◆ **GIVEN PROBLEM**:
Every record here should be printed again exactly.

Stored data
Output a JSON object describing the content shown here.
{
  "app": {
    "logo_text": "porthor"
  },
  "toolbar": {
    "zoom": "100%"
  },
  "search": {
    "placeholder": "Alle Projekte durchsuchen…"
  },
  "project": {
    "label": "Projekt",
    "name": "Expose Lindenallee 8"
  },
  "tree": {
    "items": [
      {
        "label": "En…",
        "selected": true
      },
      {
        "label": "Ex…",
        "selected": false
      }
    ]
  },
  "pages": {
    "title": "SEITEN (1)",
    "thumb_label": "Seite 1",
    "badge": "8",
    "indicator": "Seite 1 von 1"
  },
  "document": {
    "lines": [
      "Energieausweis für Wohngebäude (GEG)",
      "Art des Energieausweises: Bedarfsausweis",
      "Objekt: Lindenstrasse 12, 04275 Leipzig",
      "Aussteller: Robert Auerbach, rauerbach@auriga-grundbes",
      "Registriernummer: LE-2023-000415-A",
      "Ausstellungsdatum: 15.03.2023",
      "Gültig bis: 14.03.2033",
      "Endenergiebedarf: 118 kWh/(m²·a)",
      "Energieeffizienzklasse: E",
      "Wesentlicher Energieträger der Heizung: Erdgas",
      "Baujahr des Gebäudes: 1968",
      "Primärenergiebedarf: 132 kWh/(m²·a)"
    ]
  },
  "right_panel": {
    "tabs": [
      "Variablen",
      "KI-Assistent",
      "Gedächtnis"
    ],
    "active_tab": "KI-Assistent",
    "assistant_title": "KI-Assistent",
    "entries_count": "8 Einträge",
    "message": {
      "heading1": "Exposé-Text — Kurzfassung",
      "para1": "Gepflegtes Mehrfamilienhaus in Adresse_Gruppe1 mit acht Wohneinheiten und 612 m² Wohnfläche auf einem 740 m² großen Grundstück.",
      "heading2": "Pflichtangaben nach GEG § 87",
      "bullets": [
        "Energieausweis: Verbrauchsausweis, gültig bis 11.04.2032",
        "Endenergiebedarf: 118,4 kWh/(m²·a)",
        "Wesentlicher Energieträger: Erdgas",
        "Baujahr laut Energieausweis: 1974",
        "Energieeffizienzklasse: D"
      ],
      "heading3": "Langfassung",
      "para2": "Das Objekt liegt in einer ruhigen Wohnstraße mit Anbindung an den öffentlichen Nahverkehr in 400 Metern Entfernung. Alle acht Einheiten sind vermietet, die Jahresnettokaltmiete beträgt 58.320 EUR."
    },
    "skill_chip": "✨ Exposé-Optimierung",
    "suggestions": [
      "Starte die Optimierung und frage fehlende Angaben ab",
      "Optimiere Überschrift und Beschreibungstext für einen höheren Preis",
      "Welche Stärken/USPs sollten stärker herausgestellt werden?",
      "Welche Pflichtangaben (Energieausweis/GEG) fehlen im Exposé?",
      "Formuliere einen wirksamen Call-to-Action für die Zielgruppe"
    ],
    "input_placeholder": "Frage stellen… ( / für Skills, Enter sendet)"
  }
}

◆ **RESPONSE**:
Output a JSON object describing the content shown here.
{
  "app": {
    "logo_text": "porthor"
  },
  "toolbar": {
    "zoom": "100%"
  },
  "search": {
    "placeholder": "Alle Projekte durchsuchen…"
  },
  "project": {
    "label": "Projekt",
    "name": "Expose Lindenallee 8"
  },
  "tree": {
    "items": [
      {
        "label": "En…",
        "selected": true
      },
      {
        "label": "Ex…",
        "selected": false
      }
    ]
  },
  "pages": {
    "title": "SEITEN (1)",
    "thumb_label": "Seite 1",
    "badge": "8",
    "indicator": "Seite 1 von 1"
  },
  "document": {
    "lines": [
      "Energieausweis für Wohngebäude (GEG)",
      "Art des Energieausweises: Bedarfsausweis",
      "Objekt: Lindenstrasse 12, 04275 Leipzig",
      "Aussteller: Robert Auerbach, rauerbach@auriga-grundbes",
      "Registriernummer: LE-2023-000415-A",
      "Ausstellungsdatum: 15.03.2023",
      "Gültig bis: 14.03.2033",
      "Endenergiebedarf: 118 kWh/(m²·a)",
      "Energieeffizienzklasse: E",
      "Wesentlicher Energieträger der Heizung: Erdgas",
      "Baujahr des Gebäudes: 1968",
      "Primärenergiebedarf: 132 kWh/(m²·a)"
    ]
  },
  "right_panel": {
    "tabs": [
      "Variablen",
      "KI-Assistent",
      "Gedächtnis"
    ],
    "active_tab": "KI-Assistent",
    "assistant_title": "KI-Assistent",
    "entries_count": "8 Einträge",
    "message": {
      "heading1": "Exposé-Text — Kurzfassung",
      "para1": "Gepflegtes Mehrfamilienhaus in Adresse_Gruppe1 mit acht Wohneinheiten und 612 m² Wohnfläche auf einem 740 m² großen Grundstück.",
      "heading2": "Pflichtangaben nach GEG § 87",
      "bullets": [
        "Energieausweis: Verbrauchsausweis, gültig bis 11.04.2032",
        "Endenergiebedarf: 118,4 kWh/(m²·a)",
        "Wesentlicher Energieträger: Erdgas",
        "Baujahr laut Energieausweis: 1974",
        "Energieeffizienzklasse: D"
      ],
      "heading3": "Langfassung",
      "para2": "Das Objekt liegt in einer ruhigen Wohnstraße mit Anbindung an den öffentlichen Nahverkehr in 400 Metern Entfernung. Alle acht Einheiten sind vermietet, die Jahresnettokaltmiete beträgt 58.320 EUR."
    },
    "skill_chip": "✨ Exposé-Optimierung",
    "suggestions": [
      "Starte die Optimierung und frage fehlende Angaben ab",
      "Optimiere Überschrift und Beschreibungstext für einen höheren Preis",
      "Welche Stärken/USPs sollten stärker herausgestellt werden?",
      "Welche Pflichtangaben (Energieausweis/GEG) fehlen im Exposé?",
      "Formuliere einen wirksamen Call-to-Action für die Zielgruppe"
    ],
    "input_placeholder": "Frage stellen… ( / für Skills, Enter sendet)"
  }
}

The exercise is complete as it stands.